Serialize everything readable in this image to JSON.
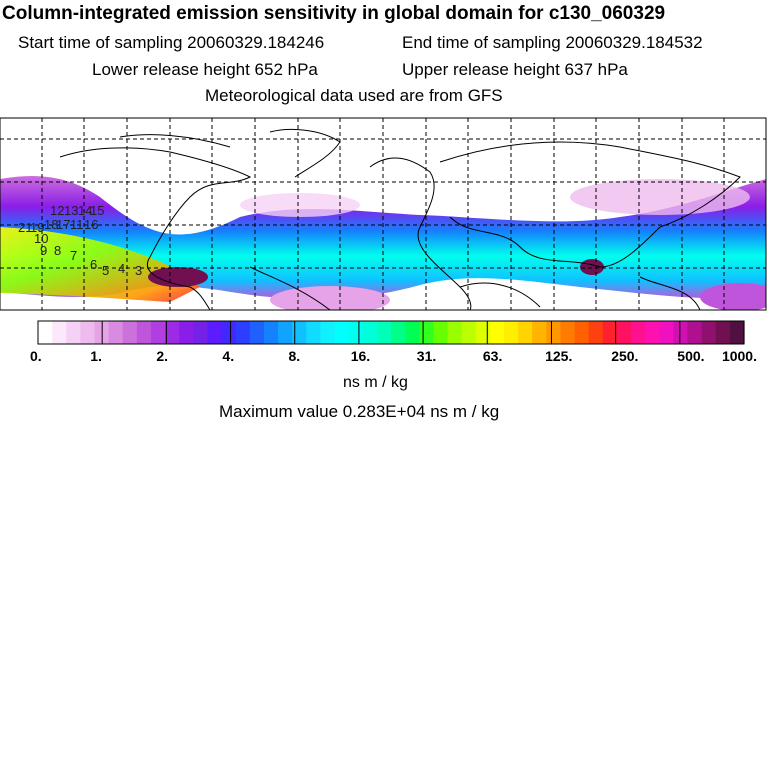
{
  "header": {
    "title": "Column-integrated emission sensitivity in global domain for c130_060329",
    "start_label": "Start time of sampling 20060329.184246",
    "end_label": "End time of sampling 20060329.184532",
    "lower_label": "Lower release height  652 hPa",
    "upper_label": "Upper release height  637 hPa",
    "met_label": "Meteorological data used are from GFS"
  },
  "colorbar": {
    "ticks": [
      "0.",
      "1.",
      "2.",
      "4.",
      "8.",
      "16.",
      "31.",
      "63.",
      "125.",
      "250.",
      "500.",
      "1000."
    ],
    "colors": [
      "#ffffff",
      "#fbe9fb",
      "#f5d2f5",
      "#eebbee",
      "#e6a3e8",
      "#d98be0",
      "#cc70dc",
      "#bf55da",
      "#b03ee0",
      "#9d2be6",
      "#8a1de8",
      "#7422e8",
      "#5c1cff",
      "#4327ff",
      "#2c3eff",
      "#1f60ff",
      "#1482ff",
      "#10a3ff",
      "#10c0ff",
      "#10dcff",
      "#10f0ff",
      "#00ffff",
      "#00ffee",
      "#00ffd8",
      "#00ffb8",
      "#00ff88",
      "#00ff55",
      "#30ff20",
      "#66ff00",
      "#99ff00",
      "#bbff00",
      "#ddff00",
      "#ffff00",
      "#ffee00",
      "#ffd400",
      "#ffb400",
      "#ff9800",
      "#ff7c00",
      "#ff6000",
      "#ff4010",
      "#ff2030",
      "#ff1060",
      "#ff1090",
      "#ff10b0",
      "#f010c0",
      "#d010b0",
      "#b01090",
      "#901070",
      "#701050",
      "#501040"
    ],
    "unit": "ns m / kg"
  },
  "max_label": "Maximum value  0.283E+04 ns m / kg",
  "map_labels": [
    "21",
    "19",
    "18",
    "17",
    "16",
    "15",
    "14",
    "13",
    "12",
    "11",
    "10",
    "9",
    "8",
    "7",
    "6",
    "5",
    "4",
    "3"
  ]
}
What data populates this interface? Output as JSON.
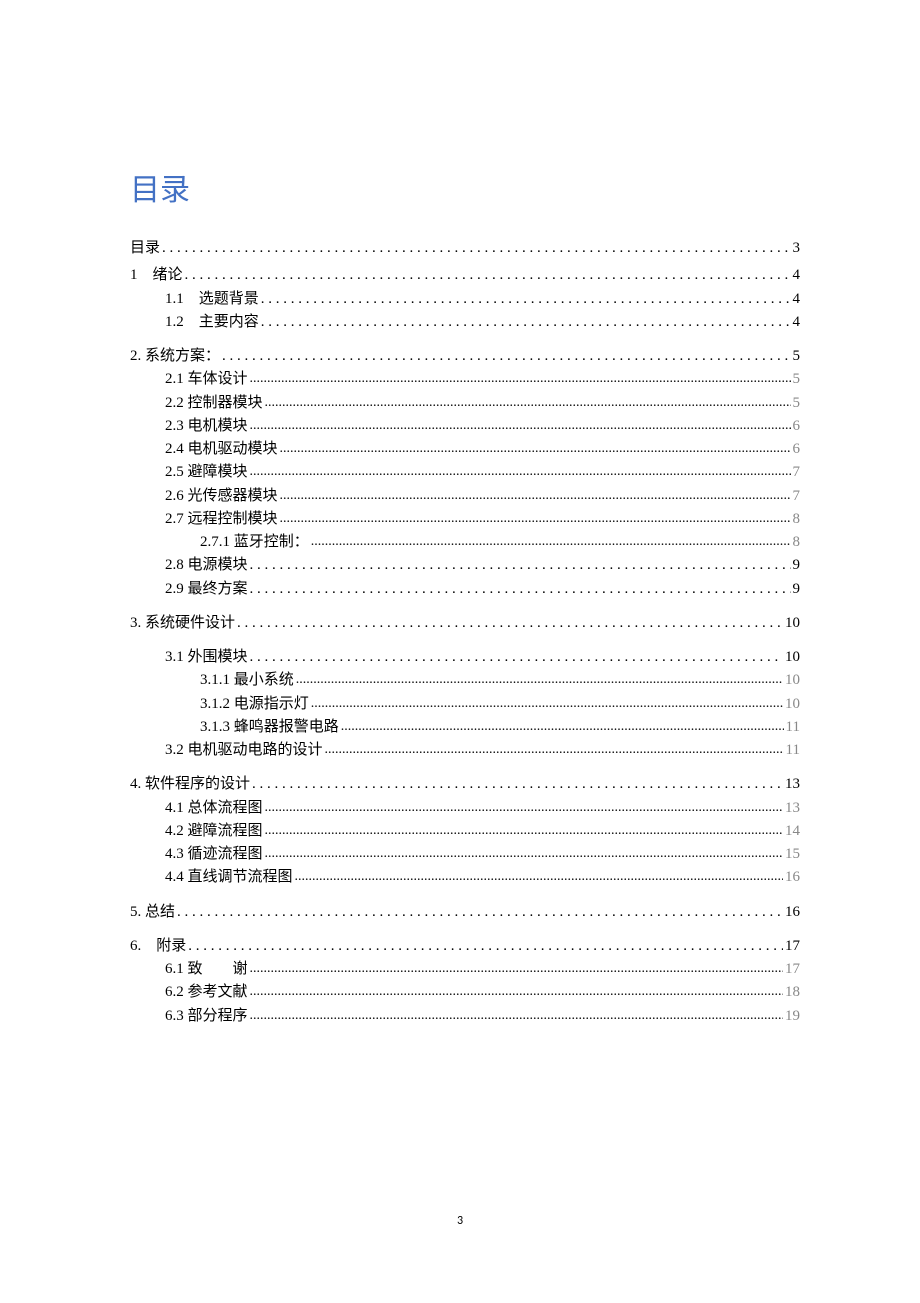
{
  "title": "目录",
  "page_footer": "3",
  "colors": {
    "title": "#4371c4",
    "text": "#000000",
    "page_gray": "#888888",
    "bg": "#ffffff"
  },
  "entries": [
    {
      "label": "目录",
      "page": "3",
      "level": 0,
      "leader": "wide",
      "pgclass": ""
    },
    {
      "label": "1　绪论",
      "page": "4",
      "level": 0,
      "leader": "wide",
      "pgclass": ""
    },
    {
      "label": "1.1　选题背景",
      "page": "4",
      "level": 1,
      "leader": "wide",
      "pgclass": ""
    },
    {
      "label": "1.2　主要内容",
      "page": "4",
      "level": 1,
      "leader": "wide",
      "pgclass": ""
    },
    {
      "label": "2. 系统方案：",
      "page": "5",
      "level": 0,
      "leader": "wide",
      "pgclass": "",
      "spaced": true
    },
    {
      "label": "2.1 车体设计",
      "page": "5",
      "level": 1,
      "leader": "tight",
      "pgclass": "gray"
    },
    {
      "label": "2.2 控制器模块",
      "page": "5",
      "level": 1,
      "leader": "tight",
      "pgclass": "gray"
    },
    {
      "label": "2.3 电机模块",
      "page": "6",
      "level": 1,
      "leader": "tight",
      "pgclass": "gray"
    },
    {
      "label": "2.4 电机驱动模块",
      "page": "6",
      "level": 1,
      "leader": "tight",
      "pgclass": "gray"
    },
    {
      "label": "2.5 避障模块",
      "page": "7",
      "level": 1,
      "leader": "tight",
      "pgclass": "gray"
    },
    {
      "label": "2.6 光传感器模块",
      "page": "7",
      "level": 1,
      "leader": "tight",
      "pgclass": "gray"
    },
    {
      "label": "2.7 远程控制模块",
      "page": "8",
      "level": 1,
      "leader": "tight",
      "pgclass": "gray"
    },
    {
      "label": "2.7.1 蓝牙控制：",
      "page": "8",
      "level": 2,
      "leader": "tight",
      "pgclass": "gray"
    },
    {
      "label": "2.8 电源模块",
      "page": "9",
      "level": 1,
      "leader": "wide",
      "pgclass": ""
    },
    {
      "label": "2.9 最终方案",
      "page": "9",
      "level": 1,
      "leader": "wide",
      "pgclass": ""
    },
    {
      "label": "3. 系统硬件设计",
      "page": "10",
      "level": 0,
      "leader": "wide",
      "pgclass": "",
      "spaced": true
    },
    {
      "label": "3.1 外围模块",
      "page": "10",
      "level": 1,
      "leader": "wide",
      "pgclass": "",
      "spaced": true
    },
    {
      "label": "3.1.1 最小系统",
      "page": "10",
      "level": 2,
      "leader": "tight",
      "pgclass": "gray"
    },
    {
      "label": "3.1.2 电源指示灯",
      "page": "10",
      "level": 2,
      "leader": "tight",
      "pgclass": "gray"
    },
    {
      "label": "3.1.3 蜂鸣器报警电路",
      "page": "11",
      "level": 2,
      "leader": "tight",
      "pgclass": "gray"
    },
    {
      "label": "3.2 电机驱动电路的设计",
      "page": "11",
      "level": 1,
      "leader": "tight",
      "pgclass": "gray"
    },
    {
      "label": "4. 软件程序的设计",
      "page": "13",
      "level": 0,
      "leader": "wide",
      "pgclass": "",
      "spaced": true
    },
    {
      "label": "4.1 总体流程图",
      "page": "13",
      "level": 1,
      "leader": "tight",
      "pgclass": "gray"
    },
    {
      "label": "4.2 避障流程图",
      "page": "14",
      "level": 1,
      "leader": "tight",
      "pgclass": "gray"
    },
    {
      "label": "4.3 循迹流程图",
      "page": "15",
      "level": 1,
      "leader": "tight",
      "pgclass": "gray"
    },
    {
      "label": "4.4 直线调节流程图",
      "page": "16",
      "level": 1,
      "leader": "tight",
      "pgclass": "gray"
    },
    {
      "label": "5. 总结",
      "page": "16",
      "level": 0,
      "leader": "wide",
      "pgclass": "",
      "spaced": true
    },
    {
      "label": "6.　附录",
      "page": "17",
      "level": 0,
      "leader": "wide",
      "pgclass": "",
      "spaced": true
    },
    {
      "label": "6.1 致　　谢",
      "page": "17",
      "level": 1,
      "leader": "tight",
      "pgclass": "gray"
    },
    {
      "label": "6.2 参考文献",
      "page": "18",
      "level": 1,
      "leader": "tight",
      "pgclass": "gray"
    },
    {
      "label": "6.3 部分程序",
      "page": "19",
      "level": 1,
      "leader": "tight",
      "pgclass": "gray"
    }
  ]
}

========================================

→ **Task to complete**
List each line of the records that holds the string "title".

→ **Exercise result**
    "title": "Column-integrated emission sensitivity in global domain for c130_060329",
  "title": "目录",
    "title": "#4371c4",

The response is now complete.